▸ What is expected
Provide an exact transcription of all the records.

▸ Task data
## Start
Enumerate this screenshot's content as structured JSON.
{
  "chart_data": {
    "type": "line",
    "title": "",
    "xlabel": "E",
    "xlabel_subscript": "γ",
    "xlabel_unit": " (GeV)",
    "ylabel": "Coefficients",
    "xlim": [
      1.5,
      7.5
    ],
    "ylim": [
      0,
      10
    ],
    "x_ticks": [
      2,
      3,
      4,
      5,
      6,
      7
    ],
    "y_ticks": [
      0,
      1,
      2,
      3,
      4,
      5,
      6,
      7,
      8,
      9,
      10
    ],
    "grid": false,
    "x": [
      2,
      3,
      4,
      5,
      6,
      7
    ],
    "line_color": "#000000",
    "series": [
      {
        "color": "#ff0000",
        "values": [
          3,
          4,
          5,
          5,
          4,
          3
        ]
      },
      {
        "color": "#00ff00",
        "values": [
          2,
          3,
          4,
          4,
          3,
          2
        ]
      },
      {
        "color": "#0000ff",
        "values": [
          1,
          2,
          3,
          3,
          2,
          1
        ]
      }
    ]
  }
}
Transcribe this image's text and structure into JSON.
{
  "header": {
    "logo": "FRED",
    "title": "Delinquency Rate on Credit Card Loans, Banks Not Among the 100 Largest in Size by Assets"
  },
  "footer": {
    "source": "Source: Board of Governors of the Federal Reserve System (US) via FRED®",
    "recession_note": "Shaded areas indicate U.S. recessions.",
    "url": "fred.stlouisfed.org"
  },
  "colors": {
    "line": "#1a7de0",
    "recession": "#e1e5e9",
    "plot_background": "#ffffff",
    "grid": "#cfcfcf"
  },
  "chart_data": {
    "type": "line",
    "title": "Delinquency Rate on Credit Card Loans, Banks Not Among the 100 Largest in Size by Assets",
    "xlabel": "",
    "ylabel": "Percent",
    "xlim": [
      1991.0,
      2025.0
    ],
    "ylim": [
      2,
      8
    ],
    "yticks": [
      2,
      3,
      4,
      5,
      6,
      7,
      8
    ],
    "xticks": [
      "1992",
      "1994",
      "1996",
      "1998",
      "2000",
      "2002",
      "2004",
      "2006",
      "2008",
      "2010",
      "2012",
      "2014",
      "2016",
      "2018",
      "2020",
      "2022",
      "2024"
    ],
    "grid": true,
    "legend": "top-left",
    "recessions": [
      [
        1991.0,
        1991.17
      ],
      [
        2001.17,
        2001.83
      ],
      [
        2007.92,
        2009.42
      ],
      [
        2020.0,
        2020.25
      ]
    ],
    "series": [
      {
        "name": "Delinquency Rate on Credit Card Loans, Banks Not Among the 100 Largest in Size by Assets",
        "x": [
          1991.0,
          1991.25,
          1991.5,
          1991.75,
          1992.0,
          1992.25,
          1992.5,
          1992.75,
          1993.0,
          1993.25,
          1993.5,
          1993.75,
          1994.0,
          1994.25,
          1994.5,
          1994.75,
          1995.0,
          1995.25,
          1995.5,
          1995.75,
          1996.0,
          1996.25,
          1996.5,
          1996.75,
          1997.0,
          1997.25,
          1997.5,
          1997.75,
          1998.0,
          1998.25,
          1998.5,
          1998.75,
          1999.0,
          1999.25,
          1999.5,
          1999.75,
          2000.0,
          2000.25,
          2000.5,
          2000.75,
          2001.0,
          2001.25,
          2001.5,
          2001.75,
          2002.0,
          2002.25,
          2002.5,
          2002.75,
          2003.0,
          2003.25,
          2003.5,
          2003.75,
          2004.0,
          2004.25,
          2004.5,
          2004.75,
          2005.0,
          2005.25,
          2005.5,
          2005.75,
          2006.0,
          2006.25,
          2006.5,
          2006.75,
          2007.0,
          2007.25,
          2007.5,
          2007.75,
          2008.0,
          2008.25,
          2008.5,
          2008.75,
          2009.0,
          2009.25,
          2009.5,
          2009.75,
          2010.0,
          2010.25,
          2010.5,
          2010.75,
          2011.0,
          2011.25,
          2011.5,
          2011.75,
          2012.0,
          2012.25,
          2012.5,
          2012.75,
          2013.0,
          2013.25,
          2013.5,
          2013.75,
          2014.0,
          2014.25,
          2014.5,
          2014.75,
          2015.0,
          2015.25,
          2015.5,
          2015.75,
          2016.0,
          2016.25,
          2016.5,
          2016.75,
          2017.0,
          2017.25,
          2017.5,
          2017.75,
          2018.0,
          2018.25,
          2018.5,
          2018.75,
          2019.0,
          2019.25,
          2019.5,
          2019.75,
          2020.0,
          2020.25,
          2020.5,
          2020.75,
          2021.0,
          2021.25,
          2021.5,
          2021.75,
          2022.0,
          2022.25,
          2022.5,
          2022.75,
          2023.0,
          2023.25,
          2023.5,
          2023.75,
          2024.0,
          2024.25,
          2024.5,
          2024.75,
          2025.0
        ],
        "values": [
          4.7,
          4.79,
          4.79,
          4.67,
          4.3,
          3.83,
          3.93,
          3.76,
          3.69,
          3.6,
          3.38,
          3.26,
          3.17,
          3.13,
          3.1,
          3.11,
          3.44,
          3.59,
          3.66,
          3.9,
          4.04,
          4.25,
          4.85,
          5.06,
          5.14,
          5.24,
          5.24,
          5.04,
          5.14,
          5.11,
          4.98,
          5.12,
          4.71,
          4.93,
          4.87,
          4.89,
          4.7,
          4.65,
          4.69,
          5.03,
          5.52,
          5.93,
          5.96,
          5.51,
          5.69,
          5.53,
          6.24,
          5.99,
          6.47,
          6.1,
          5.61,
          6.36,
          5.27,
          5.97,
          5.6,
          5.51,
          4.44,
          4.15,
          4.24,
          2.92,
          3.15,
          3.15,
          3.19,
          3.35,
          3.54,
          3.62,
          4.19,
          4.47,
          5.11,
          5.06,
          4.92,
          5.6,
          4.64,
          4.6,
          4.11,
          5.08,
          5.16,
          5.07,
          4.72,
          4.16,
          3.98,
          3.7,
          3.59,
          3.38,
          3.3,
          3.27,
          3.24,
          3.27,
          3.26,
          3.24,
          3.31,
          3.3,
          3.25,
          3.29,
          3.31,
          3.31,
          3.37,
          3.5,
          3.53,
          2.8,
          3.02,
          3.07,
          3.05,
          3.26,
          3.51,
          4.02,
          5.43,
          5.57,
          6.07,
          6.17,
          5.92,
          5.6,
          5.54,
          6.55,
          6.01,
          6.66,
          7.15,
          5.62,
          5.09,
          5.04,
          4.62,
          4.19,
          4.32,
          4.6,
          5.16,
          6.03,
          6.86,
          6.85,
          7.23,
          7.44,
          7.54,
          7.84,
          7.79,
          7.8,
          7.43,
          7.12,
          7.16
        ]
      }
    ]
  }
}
## End
▸ Expected output
Enumerate this screenshot's content as structured JSON.
{
  "chart_data": {
    "type": "line",
    "title": "",
    "xlabel": "E",
    "xlabel_subscript": "γ",
    "xlabel_unit": " (GeV)",
    "ylabel": "Coefficients",
    "xlim": [
      1.5,
      7.5
    ],
    "ylim": [
      0,
      10
    ],
    "x_ticks": [
      2,
      3,
      4,
      5,
      6,
      7
    ],
    "y_ticks": [
      0,
      1,
      2,
      3,
      4,
      5,
      6,
      7,
      8,
      9,
      10
    ],
    "grid": false,
    "x": [
      2,
      3,
      4,
      5,
      6,
      7
    ],
    "line_color": "#000000",
    "series": [
      {
        "color": "#ff0000",
        "values": [
          3,
          4,
          5,
          5,
          4,
          3
        ]
      },
      {
        "color": "#00ff00",
        "values": [
          2,
          3,
          4,
          4,
          3,
          2
        ]
      },
      {
        "color": "#0000ff",
        "values": [
          1,
          2,
          3,
          3,
          2,
          1
        ]
      }
    ]
  }
}
Transcribe this image's text and structure into JSON.
{
  "header": {
    "logo": "FRED",
    "title": "Delinquency Rate on Credit Card Loans, Banks Not Among the 100 Largest in Size by Assets"
  },
  "footer": {
    "source": "Source: Board of Governors of the Federal Reserve System (US) via FRED®",
    "recession_note": "Shaded areas indicate U.S. recessions.",
    "url": "fred.stlouisfed.org"
  },
  "colors": {
    "line": "#1a7de0",
    "recession": "#e1e5e9",
    "plot_background": "#ffffff",
    "grid": "#cfcfcf"
  },
  "chart_data": {
    "type": "line",
    "title": "Delinquency Rate on Credit Card Loans, Banks Not Among the 100 Largest in Size by Assets",
    "xlabel": "",
    "ylabel": "Percent",
    "xlim": [
      1991.0,
      2025.0
    ],
    "ylim": [
      2,
      8
    ],
    "yticks": [
      2,
      3,
      4,
      5,
      6,
      7,
      8
    ],
    "xticks": [
      "1992",
      "1994",
      "1996",
      "1998",
      "2000",
      "2002",
      "2004",
      "2006",
      "2008",
      "2010",
      "2012",
      "2014",
      "2016",
      "2018",
      "2020",
      "2022",
      "2024"
    ],
    "grid": true,
    "legend": "top-left",
    "recessions": [
      [
        1991.0,
        1991.17
      ],
      [
        2001.17,
        2001.83
      ],
      [
        2007.92,
        2009.42
      ],
      [
        2020.0,
        2020.25
      ]
    ],
    "series": [
      {
        "name": "Delinquency Rate on Credit Card Loans, Banks Not Among the 100 Largest in Size by Assets",
        "x": [
          1991.0,
          1991.25,
          1991.5,
          1991.75,
          1992.0,
          1992.25,
          1992.5,
          1992.75,
          1993.0,
          1993.25,
          1993.5,
          1993.75,
          1994.0,
          1994.25,
          1994.5,
          1994.75,
          1995.0,
          1995.25,
          1995.5,
          1995.75,
          1996.0,
          1996.25,
          1996.5,
          1996.75,
          1997.0,
          1997.25,
          1997.5,
          1997.75,
          1998.0,
          1998.25,
          1998.5,
          1998.75,
          1999.0,
          1999.25,
          1999.5,
          1999.75,
          2000.0,
          2000.25,
          2000.5,
          2000.75,
          2001.0,
          2001.25,
          2001.5,
          2001.75,
          2002.0,
          2002.25,
          2002.5,
          2002.75,
          2003.0,
          2003.25,
          2003.5,
          2003.75,
          2004.0,
          2004.25,
          2004.5,
          2004.75,
          2005.0,
          2005.25,
          2005.5,
          2005.75,
          2006.0,
          2006.25,
          2006.5,
          2006.75,
          2007.0,
          2007.25,
          2007.5,
          2007.75,
          2008.0,
          2008.25,
          2008.5,
          2008.75,
          2009.0,
          2009.25,
          2009.5,
          2009.75,
          2010.0,
          2010.25,
          2010.5,
          2010.75,
          2011.0,
          2011.25,
          2011.5,
          2011.75,
          2012.0,
          2012.25,
          2012.5,
          2012.75,
          2013.0,
          2013.25,
          2013.5,
          2013.75,
          2014.0,
          2014.25,
          2014.5,
          2014.75,
          2015.0,
          2015.25,
          2015.5,
          2015.75,
          2016.0,
          2016.25,
          2016.5,
          2016.75,
          2017.0,
          2017.25,
          2017.5,
          2017.75,
          2018.0,
          2018.25,
          2018.5,
          2018.75,
          2019.0,
          2019.25,
          2019.5,
          2019.75,
          2020.0,
          2020.25,
          2020.5,
          2020.75,
          2021.0,
          2021.25,
          2021.5,
          2021.75,
          2022.0,
          2022.25,
          2022.5,
          2022.75,
          2023.0,
          2023.25,
          2023.5,
          2023.75,
          2024.0,
          2024.25,
          2024.5,
          2024.75,
          2025.0
        ],
        "values": [
          4.7,
          4.79,
          4.79,
          4.67,
          4.3,
          3.83,
          3.93,
          3.76,
          3.69,
          3.6,
          3.38,
          3.26,
          3.17,
          3.13,
          3.1,
          3.11,
          3.44,
          3.59,
          3.66,
          3.9,
          4.04,
          4.25,
          4.85,
          5.06,
          5.14,
          5.24,
          5.24,
          5.04,
          5.14,
          5.11,
          4.98,
          5.12,
          4.71,
          4.93,
          4.87,
          4.89,
          4.7,
          4.65,
          4.69,
          5.03,
          5.52,
          5.93,
          5.96,
          5.51,
          5.69,
          5.53,
          6.24,
          5.99,
          6.47,
          6.1,
          5.61,
          6.36,
          5.27,
          5.97,
          5.6,
          5.51,
          4.44,
          4.15,
          4.24,
          2.92,
          3.15,
          3.15,
          3.19,
          3.35,
          3.54,
          3.62,
          4.19,
          4.47,
          5.11,
          5.06,
          4.92,
          5.6,
          4.64,
          4.6,
          4.11,
          5.08,
          5.16,
          5.07,
          4.72,
          4.16,
          3.98,
          3.7,
          3.59,
          3.38,
          3.3,
          3.27,
          3.24,
          3.27,
          3.26,
          3.24,
          3.31,
          3.3,
          3.25,
          3.29,
          3.31,
          3.31,
          3.37,
          3.5,
          3.53,
          2.8,
          3.02,
          3.07,
          3.05,
          3.26,
          3.51,
          4.02,
          5.43,
          5.57,
          6.07,
          6.17,
          5.92,
          5.6,
          5.54,
          6.55,
          6.01,
          6.66,
          7.15,
          5.62,
          5.09,
          5.04,
          4.62,
          4.19,
          4.32,
          4.6,
          5.16,
          6.03,
          6.86,
          6.85,
          7.23,
          7.44,
          7.54,
          7.84,
          7.79,
          7.8,
          7.43,
          7.12,
          7.16
        ]
      }
    ]
  }
}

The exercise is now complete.